------ INFORMATION PROVIDED ------

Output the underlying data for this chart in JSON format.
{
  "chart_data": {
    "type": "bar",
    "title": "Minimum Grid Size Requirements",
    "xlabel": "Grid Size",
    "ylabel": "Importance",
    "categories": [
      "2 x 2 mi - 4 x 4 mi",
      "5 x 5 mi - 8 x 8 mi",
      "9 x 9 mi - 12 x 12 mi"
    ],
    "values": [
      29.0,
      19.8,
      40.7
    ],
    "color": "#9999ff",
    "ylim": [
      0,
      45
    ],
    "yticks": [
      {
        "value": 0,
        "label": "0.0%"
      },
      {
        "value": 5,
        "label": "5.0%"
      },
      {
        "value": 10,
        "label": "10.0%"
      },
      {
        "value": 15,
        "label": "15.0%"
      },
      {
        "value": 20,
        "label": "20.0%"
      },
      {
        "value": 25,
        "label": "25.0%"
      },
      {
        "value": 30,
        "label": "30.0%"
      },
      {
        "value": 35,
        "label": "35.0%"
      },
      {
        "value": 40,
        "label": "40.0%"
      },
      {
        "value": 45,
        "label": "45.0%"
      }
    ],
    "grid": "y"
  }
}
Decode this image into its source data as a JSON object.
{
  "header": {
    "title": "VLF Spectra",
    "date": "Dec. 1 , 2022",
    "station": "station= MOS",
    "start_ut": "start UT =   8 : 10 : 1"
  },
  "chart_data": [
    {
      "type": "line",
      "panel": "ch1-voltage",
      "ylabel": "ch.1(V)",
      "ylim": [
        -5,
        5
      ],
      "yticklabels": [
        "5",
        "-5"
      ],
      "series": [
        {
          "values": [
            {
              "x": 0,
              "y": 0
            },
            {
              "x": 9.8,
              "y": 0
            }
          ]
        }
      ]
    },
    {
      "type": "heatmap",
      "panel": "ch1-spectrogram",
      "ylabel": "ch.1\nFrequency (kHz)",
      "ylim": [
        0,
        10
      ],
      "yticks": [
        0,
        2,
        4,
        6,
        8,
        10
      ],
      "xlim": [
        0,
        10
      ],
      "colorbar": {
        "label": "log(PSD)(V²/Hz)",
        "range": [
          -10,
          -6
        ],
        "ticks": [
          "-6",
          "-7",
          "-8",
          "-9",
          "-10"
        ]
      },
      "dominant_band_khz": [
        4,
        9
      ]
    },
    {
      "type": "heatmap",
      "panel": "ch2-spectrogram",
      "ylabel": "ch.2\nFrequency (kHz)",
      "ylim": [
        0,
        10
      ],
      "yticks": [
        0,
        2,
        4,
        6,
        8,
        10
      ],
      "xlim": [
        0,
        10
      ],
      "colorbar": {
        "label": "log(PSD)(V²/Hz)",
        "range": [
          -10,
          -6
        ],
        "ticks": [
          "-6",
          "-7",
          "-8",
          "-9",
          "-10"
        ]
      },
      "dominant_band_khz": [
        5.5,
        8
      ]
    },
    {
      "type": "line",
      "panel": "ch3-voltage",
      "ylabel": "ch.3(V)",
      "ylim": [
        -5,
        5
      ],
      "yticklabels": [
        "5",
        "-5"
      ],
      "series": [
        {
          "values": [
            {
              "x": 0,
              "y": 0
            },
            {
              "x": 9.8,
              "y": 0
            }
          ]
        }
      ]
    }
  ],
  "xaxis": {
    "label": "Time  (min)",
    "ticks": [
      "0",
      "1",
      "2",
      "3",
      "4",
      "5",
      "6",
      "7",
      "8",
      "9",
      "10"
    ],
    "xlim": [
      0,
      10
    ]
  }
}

------

WORK TO DO>
The lines to collect are those holding the string "spectrogram"; copy them all.

RESPONSE TO THIS TASK>
      "panel": "ch1-spectrogram",
      "panel": "ch2-spectrogram",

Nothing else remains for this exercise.